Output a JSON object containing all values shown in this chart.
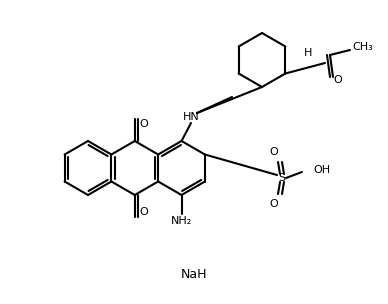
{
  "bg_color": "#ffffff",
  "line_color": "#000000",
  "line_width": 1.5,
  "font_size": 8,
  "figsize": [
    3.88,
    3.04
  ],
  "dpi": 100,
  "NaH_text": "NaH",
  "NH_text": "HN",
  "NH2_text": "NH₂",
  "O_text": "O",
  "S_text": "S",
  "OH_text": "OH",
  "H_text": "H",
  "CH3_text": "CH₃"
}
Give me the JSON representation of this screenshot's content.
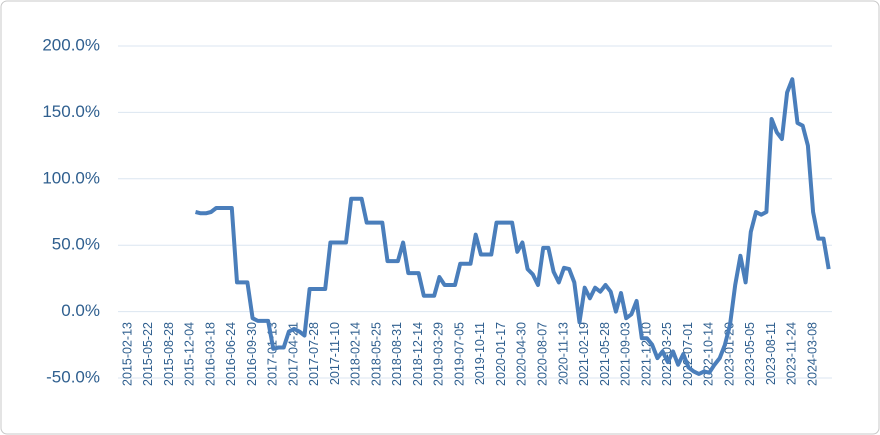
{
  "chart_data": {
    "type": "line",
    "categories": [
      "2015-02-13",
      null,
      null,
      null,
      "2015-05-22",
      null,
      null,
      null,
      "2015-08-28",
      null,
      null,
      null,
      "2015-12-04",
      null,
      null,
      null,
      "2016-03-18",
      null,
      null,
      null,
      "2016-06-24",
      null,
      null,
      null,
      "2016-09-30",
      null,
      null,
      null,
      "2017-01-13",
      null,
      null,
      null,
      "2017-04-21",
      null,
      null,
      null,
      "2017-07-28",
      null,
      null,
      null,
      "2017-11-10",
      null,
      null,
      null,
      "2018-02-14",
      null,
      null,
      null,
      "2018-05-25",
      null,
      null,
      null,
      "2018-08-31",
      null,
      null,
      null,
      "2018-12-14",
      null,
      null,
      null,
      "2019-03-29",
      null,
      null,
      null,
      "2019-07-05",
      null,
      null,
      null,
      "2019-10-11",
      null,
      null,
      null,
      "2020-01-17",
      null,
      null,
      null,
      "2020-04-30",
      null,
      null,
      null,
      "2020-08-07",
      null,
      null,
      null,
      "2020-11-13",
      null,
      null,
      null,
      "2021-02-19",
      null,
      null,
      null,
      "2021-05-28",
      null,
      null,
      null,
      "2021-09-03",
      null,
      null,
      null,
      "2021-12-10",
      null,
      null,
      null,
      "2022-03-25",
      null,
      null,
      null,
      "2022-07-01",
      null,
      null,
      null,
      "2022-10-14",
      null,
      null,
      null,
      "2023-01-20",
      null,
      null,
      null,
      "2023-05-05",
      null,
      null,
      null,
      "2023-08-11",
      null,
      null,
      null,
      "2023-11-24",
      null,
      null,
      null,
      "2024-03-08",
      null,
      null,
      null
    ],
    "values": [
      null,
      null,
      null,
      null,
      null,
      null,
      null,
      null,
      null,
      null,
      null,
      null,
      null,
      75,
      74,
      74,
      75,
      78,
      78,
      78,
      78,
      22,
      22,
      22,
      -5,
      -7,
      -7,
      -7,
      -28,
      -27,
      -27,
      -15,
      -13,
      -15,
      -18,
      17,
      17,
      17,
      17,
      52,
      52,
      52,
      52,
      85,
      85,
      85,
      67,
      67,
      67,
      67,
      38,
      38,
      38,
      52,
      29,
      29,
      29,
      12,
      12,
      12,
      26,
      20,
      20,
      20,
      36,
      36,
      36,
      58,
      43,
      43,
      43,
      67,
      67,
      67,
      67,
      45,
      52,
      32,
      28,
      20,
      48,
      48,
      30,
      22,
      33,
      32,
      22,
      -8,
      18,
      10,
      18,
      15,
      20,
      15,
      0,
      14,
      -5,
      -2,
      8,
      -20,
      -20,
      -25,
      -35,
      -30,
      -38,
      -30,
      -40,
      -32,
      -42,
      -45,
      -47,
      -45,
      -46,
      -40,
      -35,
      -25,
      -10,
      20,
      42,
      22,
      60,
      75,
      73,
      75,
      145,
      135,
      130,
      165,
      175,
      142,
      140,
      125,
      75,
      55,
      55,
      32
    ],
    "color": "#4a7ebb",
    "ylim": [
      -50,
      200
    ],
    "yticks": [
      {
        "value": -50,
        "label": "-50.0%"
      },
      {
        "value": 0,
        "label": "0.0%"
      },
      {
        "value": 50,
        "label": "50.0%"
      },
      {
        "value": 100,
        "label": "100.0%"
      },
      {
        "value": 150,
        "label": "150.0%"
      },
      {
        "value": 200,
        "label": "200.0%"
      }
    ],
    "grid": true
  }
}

********************

[Instructions for the task]
Extract all the entries word for word; omit any pictures.

[Result of the task]
Output a JSON object containing all values shown in this chart.
{
  "bg_color": "#ffffff",
  "line_color": "#000000",
  "line_width": 1.5,
  "font_size": 8,
  "figsize": [
    3.88,
    3.04
  ],
  "dpi": 100,
  "NaH_text": "NaH",
  "NH_text": "HN",
  "NH2_text": "NH₂",
  "O_text": "O",
  "S_text": "S",
  "OH_text": "OH",
  "H_text": "H",
  "CH3_text": "CH₃"
}
Give me the JSON representation of this screenshot's content.
{
  "chart_data": {
    "type": "line",
    "categories": [
      "2015-02-13",
      null,
      null,
      null,
      "2015-05-22",
      null,
      null,
      null,
      "2015-08-28",
      null,
      null,
      null,
      "2015-12-04",
      null,
      null,
      null,
      "2016-03-18",
      null,
      null,
      null,
      "2016-06-24",
      null,
      null,
      null,
      "2016-09-30",
      null,
      null,
      null,
      "2017-01-13",
      null,
      null,
      null,
      "2017-04-21",
      null,
      null,
      null,
      "2017-07-28",
      null,
      null,
      null,
      "2017-11-10",
      null,
      null,
      null,
      "2018-02-14",
      null,
      null,
      null,
      "2018-05-25",
      null,
      null,
      null,
      "2018-08-31",
      null,
      null,
      null,
      "2018-12-14",
      null,
      null,
      null,
      "2019-03-29",
      null,
      null,
      null,
      "2019-07-05",
      null,
      null,
      null,
      "2019-10-11",
      null,
      null,
      null,
      "2020-01-17",
      null,
      null,
      null,
      "2020-04-30",
      null,
      null,
      null,
      "2020-08-07",
      null,
      null,
      null,
      "2020-11-13",
      null,
      null,
      null,
      "2021-02-19",
      null,
      null,
      null,
      "2021-05-28",
      null,
      null,
      null,
      "2021-09-03",
      null,
      null,
      null,
      "2021-12-10",
      null,
      null,
      null,
      "2022-03-25",
      null,
      null,
      null,
      "2022-07-01",
      null,
      null,
      null,
      "2022-10-14",
      null,
      null,
      null,
      "2023-01-20",
      null,
      null,
      null,
      "2023-05-05",
      null,
      null,
      null,
      "2023-08-11",
      null,
      null,
      null,
      "2023-11-24",
      null,
      null,
      null,
      "2024-03-08",
      null,
      null,
      null
    ],
    "values": [
      null,
      null,
      null,
      null,
      null,
      null,
      null,
      null,
      null,
      null,
      null,
      null,
      null,
      75,
      74,
      74,
      75,
      78,
      78,
      78,
      78,
      22,
      22,
      22,
      -5,
      -7,
      -7,
      -7,
      -28,
      -27,
      -27,
      -15,
      -13,
      -15,
      -18,
      17,
      17,
      17,
      17,
      52,
      52,
      52,
      52,
      85,
      85,
      85,
      67,
      67,
      67,
      67,
      38,
      38,
      38,
      52,
      29,
      29,
      29,
      12,
      12,
      12,
      26,
      20,
      20,
      20,
      36,
      36,
      36,
      58,
      43,
      43,
      43,
      67,
      67,
      67,
      67,
      45,
      52,
      32,
      28,
      20,
      48,
      48,
      30,
      22,
      33,
      32,
      22,
      -8,
      18,
      10,
      18,
      15,
      20,
      15,
      0,
      14,
      -5,
      -2,
      8,
      -20,
      -20,
      -25,
      -35,
      -30,
      -38,
      -30,
      -40,
      -32,
      -42,
      -45,
      -47,
      -45,
      -46,
      -40,
      -35,
      -25,
      -10,
      20,
      42,
      22,
      60,
      75,
      73,
      75,
      145,
      135,
      130,
      165,
      175,
      142,
      140,
      125,
      75,
      55,
      55,
      32
    ],
    "color": "#4a7ebb",
    "ylim": [
      -50,
      200
    ],
    "yticks": [
      {
        "value": -50,
        "label": "-50.0%"
      },
      {
        "value": 0,
        "label": "0.0%"
      },
      {
        "value": 50,
        "label": "50.0%"
      },
      {
        "value": 100,
        "label": "100.0%"
      },
      {
        "value": 150,
        "label": "150.0%"
      },
      {
        "value": 200,
        "label": "200.0%"
      }
    ],
    "grid": true
  }
}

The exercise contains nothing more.